### Input data

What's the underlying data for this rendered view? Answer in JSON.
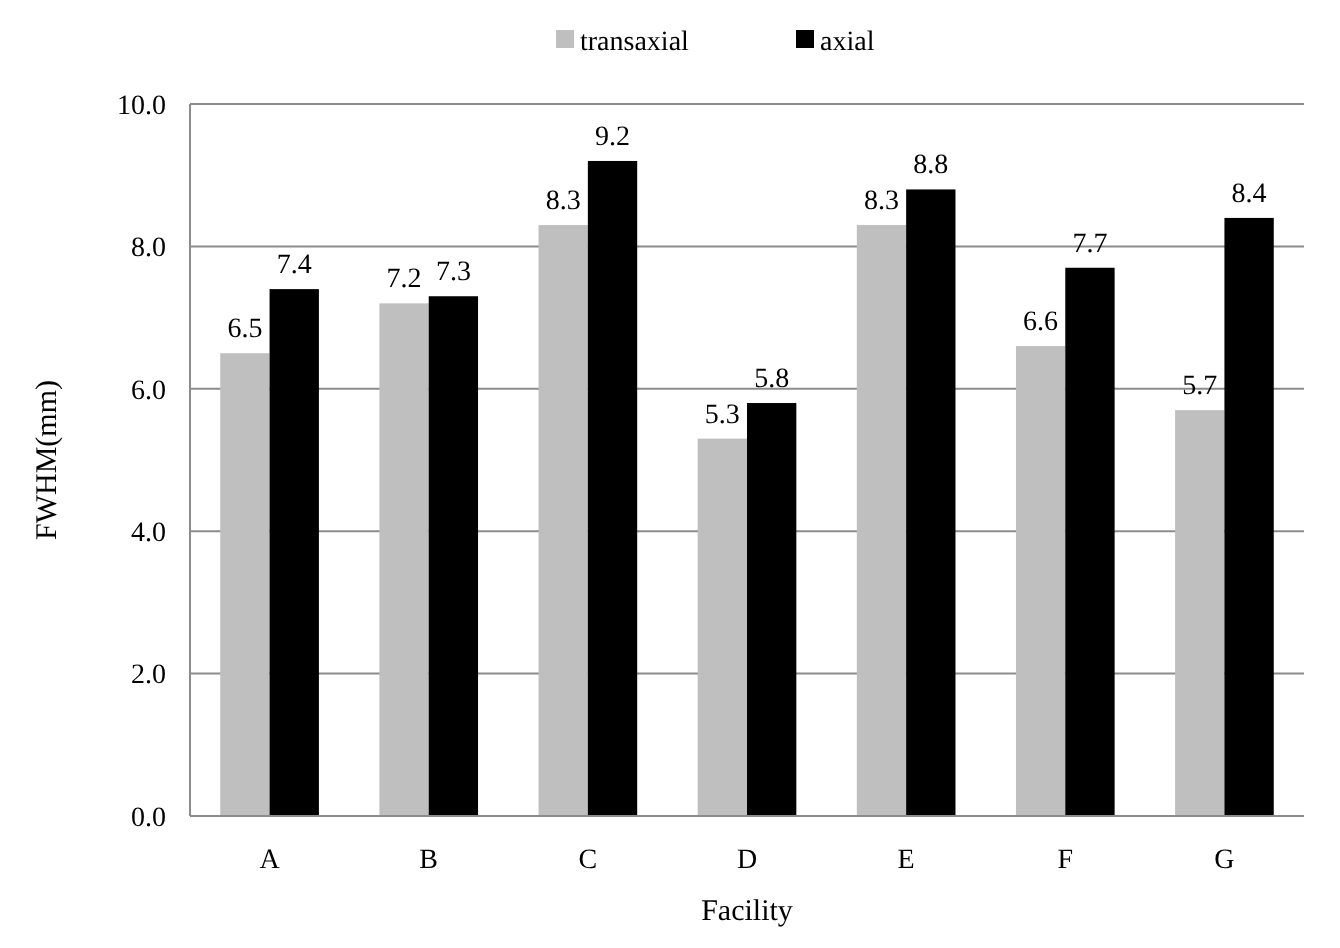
{
  "chart_data": {
    "type": "bar",
    "xlabel": "Facility",
    "ylabel": "FWHM(mm)",
    "categories": [
      "A",
      "B",
      "C",
      "D",
      "E",
      "F",
      "G"
    ],
    "series": [
      {
        "name": "transaxial",
        "color": "#bfbfbf",
        "values": [
          6.5,
          7.2,
          8.3,
          5.3,
          8.3,
          6.6,
          5.7
        ]
      },
      {
        "name": "axial",
        "color": "#000000",
        "values": [
          7.4,
          7.3,
          9.2,
          5.8,
          8.8,
          7.7,
          8.4
        ]
      }
    ],
    "ylim": [
      0,
      10
    ],
    "yticks": [
      {
        "value": 0,
        "label": "0.0"
      },
      {
        "value": 2,
        "label": "2.0"
      },
      {
        "value": 4,
        "label": "4.0"
      },
      {
        "value": 6,
        "label": "6.0"
      },
      {
        "value": 8,
        "label": "8.0"
      },
      {
        "value": 10,
        "label": "10.0"
      }
    ],
    "grid": "y",
    "legend": "top",
    "data_labels": true
  }
}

######

Task instructions ▸ Write every entry out again exactly, dropping the pictures.

Written response ▸
What's the underlying data for this rendered view? Answer in JSON.
{
  "chart_data": {
    "type": "bar",
    "xlabel": "Facility",
    "ylabel": "FWHM(mm)",
    "categories": [
      "A",
      "B",
      "C",
      "D",
      "E",
      "F",
      "G"
    ],
    "series": [
      {
        "name": "transaxial",
        "color": "#bfbfbf",
        "values": [
          6.5,
          7.2,
          8.3,
          5.3,
          8.3,
          6.6,
          5.7
        ]
      },
      {
        "name": "axial",
        "color": "#000000",
        "values": [
          7.4,
          7.3,
          9.2,
          5.8,
          8.8,
          7.7,
          8.4
        ]
      }
    ],
    "ylim": [
      0,
      10
    ],
    "yticks": [
      {
        "value": 0,
        "label": "0.0"
      },
      {
        "value": 2,
        "label": "2.0"
      },
      {
        "value": 4,
        "label": "4.0"
      },
      {
        "value": 6,
        "label": "6.0"
      },
      {
        "value": 8,
        "label": "8.0"
      },
      {
        "value": 10,
        "label": "10.0"
      }
    ],
    "grid": "y",
    "legend": "top",
    "data_labels": true
  }
}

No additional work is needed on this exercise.